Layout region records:
==*==

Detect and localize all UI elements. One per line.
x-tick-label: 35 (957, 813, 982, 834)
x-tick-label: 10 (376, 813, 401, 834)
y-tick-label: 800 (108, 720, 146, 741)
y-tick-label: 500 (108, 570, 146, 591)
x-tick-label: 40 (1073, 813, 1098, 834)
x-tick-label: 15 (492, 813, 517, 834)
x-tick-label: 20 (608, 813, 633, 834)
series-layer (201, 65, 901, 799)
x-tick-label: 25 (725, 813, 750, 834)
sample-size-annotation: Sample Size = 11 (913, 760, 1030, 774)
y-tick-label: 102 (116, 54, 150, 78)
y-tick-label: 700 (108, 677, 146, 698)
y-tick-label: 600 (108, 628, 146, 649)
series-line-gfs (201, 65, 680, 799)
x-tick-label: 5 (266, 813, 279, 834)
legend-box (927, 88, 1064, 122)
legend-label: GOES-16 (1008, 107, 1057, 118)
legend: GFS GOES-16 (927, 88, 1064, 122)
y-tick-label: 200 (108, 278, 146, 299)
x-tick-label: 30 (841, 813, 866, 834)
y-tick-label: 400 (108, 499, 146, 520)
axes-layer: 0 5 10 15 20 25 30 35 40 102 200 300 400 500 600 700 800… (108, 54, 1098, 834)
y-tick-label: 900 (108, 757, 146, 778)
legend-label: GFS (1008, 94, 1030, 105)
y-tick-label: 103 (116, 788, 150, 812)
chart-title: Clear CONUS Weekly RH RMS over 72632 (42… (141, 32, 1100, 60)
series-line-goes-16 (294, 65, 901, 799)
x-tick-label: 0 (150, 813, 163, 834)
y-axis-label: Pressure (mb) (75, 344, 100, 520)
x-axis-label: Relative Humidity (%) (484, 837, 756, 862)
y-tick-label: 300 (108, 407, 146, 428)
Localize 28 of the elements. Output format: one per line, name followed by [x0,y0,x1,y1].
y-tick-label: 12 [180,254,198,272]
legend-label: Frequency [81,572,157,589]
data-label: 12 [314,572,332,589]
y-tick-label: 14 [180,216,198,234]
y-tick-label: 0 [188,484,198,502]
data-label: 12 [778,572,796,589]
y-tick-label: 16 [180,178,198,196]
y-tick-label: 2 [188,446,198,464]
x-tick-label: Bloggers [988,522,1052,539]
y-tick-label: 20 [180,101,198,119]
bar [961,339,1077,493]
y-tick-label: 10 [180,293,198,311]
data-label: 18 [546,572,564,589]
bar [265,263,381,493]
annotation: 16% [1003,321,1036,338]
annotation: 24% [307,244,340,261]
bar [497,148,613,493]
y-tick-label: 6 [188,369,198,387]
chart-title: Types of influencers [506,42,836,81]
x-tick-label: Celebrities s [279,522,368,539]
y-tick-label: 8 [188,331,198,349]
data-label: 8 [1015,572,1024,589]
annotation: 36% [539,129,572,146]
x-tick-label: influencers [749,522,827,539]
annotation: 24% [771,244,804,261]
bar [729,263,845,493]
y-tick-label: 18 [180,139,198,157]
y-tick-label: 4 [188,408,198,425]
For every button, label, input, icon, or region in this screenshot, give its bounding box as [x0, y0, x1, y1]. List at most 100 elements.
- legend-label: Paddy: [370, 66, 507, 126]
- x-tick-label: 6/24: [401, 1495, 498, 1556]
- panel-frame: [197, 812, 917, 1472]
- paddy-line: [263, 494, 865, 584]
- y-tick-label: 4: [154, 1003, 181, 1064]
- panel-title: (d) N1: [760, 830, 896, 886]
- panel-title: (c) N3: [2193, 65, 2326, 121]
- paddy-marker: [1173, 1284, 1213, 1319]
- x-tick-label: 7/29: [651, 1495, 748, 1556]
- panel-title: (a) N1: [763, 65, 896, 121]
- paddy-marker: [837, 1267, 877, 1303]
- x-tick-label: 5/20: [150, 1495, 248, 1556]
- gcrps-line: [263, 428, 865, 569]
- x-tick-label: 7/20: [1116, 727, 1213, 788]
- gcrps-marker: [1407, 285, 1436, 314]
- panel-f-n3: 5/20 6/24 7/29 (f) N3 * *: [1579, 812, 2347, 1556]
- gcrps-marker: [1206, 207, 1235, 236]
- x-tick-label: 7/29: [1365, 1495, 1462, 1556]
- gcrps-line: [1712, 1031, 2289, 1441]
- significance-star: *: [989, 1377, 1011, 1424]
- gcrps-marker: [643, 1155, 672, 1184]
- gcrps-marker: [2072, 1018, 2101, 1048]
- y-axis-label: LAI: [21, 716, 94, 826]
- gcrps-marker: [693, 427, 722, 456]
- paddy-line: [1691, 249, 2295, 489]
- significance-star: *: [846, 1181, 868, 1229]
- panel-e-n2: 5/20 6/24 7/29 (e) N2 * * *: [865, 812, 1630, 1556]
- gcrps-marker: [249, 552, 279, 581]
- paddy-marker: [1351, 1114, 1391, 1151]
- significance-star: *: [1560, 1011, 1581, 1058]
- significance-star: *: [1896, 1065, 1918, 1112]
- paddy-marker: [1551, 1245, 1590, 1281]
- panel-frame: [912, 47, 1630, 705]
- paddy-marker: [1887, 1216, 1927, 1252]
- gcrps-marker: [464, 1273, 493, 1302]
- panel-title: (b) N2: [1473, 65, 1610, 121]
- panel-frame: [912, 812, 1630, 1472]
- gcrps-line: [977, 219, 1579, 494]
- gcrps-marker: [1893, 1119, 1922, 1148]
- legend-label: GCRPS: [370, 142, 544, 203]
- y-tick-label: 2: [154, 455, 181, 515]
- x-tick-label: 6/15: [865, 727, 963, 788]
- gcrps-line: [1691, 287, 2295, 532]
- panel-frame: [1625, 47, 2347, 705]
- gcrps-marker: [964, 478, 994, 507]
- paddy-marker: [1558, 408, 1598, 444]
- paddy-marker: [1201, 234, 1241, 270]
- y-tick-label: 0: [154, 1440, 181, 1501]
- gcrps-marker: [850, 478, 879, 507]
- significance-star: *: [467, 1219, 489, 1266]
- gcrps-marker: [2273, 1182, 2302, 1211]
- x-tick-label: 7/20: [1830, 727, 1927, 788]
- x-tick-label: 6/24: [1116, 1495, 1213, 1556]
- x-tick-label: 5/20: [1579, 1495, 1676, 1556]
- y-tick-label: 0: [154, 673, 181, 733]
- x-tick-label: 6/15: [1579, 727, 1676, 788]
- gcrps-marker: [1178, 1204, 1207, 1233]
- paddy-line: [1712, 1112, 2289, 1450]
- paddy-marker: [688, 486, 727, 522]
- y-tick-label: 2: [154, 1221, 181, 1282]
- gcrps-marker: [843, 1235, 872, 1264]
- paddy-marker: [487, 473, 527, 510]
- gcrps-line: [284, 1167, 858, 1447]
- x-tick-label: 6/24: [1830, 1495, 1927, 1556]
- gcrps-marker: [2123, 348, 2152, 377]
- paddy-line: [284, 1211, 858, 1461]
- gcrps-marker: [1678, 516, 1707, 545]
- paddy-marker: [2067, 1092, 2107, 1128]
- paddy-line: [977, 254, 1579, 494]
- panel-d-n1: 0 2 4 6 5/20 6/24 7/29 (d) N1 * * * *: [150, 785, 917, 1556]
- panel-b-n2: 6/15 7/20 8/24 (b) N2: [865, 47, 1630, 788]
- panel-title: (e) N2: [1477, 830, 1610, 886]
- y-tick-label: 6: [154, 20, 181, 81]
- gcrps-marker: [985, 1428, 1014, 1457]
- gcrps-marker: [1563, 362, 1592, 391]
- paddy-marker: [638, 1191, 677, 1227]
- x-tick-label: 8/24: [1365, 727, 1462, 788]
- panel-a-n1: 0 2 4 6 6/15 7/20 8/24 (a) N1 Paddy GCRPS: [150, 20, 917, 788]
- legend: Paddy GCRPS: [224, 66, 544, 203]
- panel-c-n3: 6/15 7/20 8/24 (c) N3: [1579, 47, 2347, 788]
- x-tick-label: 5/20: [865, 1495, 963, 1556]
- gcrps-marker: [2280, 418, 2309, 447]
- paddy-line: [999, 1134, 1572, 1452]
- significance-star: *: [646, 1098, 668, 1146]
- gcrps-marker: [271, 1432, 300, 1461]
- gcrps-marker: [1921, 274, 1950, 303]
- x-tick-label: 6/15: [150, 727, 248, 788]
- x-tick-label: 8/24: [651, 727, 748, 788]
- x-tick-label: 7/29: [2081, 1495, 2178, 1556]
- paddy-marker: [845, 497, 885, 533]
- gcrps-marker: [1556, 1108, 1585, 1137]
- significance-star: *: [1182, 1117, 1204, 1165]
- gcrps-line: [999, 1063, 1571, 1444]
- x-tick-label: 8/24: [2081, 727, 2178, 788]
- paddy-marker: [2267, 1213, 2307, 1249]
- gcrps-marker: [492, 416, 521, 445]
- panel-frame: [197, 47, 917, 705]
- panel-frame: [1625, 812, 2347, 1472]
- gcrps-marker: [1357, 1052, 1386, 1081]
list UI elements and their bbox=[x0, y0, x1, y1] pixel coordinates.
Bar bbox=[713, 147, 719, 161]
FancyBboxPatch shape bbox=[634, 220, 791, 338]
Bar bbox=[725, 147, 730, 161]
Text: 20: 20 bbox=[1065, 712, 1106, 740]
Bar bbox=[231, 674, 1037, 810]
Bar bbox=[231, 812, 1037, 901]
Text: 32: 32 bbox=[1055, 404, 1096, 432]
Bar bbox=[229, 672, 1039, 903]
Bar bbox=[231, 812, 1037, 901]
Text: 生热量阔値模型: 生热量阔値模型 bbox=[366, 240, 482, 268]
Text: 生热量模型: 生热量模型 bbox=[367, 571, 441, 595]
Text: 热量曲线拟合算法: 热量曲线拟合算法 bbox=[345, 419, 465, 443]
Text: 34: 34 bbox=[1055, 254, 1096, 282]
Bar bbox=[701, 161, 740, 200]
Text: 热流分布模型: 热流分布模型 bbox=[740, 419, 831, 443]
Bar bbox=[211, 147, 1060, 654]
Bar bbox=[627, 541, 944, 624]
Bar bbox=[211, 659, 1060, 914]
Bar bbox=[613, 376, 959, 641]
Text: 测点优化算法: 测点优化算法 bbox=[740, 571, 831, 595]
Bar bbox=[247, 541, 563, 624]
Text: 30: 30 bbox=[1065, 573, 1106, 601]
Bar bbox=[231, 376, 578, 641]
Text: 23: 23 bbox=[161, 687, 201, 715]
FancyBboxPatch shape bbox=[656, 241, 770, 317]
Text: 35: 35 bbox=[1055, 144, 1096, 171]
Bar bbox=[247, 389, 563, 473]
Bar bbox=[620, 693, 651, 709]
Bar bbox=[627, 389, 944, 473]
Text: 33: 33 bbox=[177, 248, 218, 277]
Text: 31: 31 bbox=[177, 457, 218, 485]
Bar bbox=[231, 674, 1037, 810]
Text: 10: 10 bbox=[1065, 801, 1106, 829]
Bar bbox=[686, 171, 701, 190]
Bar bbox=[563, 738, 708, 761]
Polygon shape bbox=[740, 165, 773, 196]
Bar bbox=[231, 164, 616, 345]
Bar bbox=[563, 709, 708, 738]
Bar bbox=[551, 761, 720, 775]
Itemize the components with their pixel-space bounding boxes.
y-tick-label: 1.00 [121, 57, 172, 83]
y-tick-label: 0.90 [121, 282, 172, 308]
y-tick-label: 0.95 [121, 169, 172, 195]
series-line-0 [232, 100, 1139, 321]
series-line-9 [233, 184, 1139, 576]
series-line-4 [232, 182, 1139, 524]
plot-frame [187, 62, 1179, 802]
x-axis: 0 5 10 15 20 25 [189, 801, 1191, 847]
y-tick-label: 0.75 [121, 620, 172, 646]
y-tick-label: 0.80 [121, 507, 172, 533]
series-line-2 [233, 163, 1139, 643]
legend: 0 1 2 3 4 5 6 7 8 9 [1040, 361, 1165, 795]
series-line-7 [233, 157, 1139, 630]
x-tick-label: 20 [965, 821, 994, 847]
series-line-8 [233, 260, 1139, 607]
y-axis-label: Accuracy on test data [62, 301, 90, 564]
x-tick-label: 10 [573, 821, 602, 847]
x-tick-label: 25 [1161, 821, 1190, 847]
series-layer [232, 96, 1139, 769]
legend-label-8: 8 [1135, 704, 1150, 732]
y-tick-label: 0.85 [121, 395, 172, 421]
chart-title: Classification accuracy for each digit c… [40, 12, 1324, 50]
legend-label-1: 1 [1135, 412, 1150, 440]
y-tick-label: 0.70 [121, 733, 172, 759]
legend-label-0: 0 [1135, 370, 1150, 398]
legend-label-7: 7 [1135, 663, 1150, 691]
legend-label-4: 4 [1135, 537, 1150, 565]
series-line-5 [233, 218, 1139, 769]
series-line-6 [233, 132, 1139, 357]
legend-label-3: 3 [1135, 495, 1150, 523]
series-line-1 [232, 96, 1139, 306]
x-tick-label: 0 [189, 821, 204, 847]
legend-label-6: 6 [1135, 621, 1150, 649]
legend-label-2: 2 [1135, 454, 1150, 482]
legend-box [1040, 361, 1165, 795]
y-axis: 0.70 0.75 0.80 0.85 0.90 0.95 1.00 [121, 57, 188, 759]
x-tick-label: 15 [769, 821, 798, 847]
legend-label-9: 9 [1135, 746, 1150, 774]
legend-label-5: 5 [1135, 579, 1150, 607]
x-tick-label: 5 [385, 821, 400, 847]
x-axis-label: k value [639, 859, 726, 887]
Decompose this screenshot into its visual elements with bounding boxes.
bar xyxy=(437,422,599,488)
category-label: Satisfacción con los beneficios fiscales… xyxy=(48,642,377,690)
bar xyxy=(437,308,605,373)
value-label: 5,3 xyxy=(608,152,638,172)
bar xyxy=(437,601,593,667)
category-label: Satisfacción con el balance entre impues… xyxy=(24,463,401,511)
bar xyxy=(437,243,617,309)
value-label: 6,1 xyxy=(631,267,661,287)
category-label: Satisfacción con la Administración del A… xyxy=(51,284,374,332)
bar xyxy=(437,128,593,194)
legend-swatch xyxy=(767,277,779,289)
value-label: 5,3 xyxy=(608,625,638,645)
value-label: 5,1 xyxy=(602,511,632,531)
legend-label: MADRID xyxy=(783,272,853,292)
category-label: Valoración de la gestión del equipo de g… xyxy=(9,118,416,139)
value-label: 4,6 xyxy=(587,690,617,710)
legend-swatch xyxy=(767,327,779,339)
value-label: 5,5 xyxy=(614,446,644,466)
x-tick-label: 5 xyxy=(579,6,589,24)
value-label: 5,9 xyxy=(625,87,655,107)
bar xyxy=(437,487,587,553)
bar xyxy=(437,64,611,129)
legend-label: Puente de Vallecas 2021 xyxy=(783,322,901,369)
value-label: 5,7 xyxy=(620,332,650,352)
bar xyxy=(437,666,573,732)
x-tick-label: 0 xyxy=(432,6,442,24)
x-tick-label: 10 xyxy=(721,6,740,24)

==*==

### What the task requires
Copy the material from its first line up to and including the line with "x-tick-label: 40 (1073, 813, 1098, 834)", swapping every "x-tick-label" for "horizontal-tick-label" and keeping everything else unchanged.

### Written response
Detect and localize all UI elements. One per line.
horizontal-tick-label: 35 (957, 813, 982, 834)
horizontal-tick-label: 10 (376, 813, 401, 834)
y-tick-label: 800 (108, 720, 146, 741)
y-tick-label: 500 (108, 570, 146, 591)
horizontal-tick-label: 40 (1073, 813, 1098, 834)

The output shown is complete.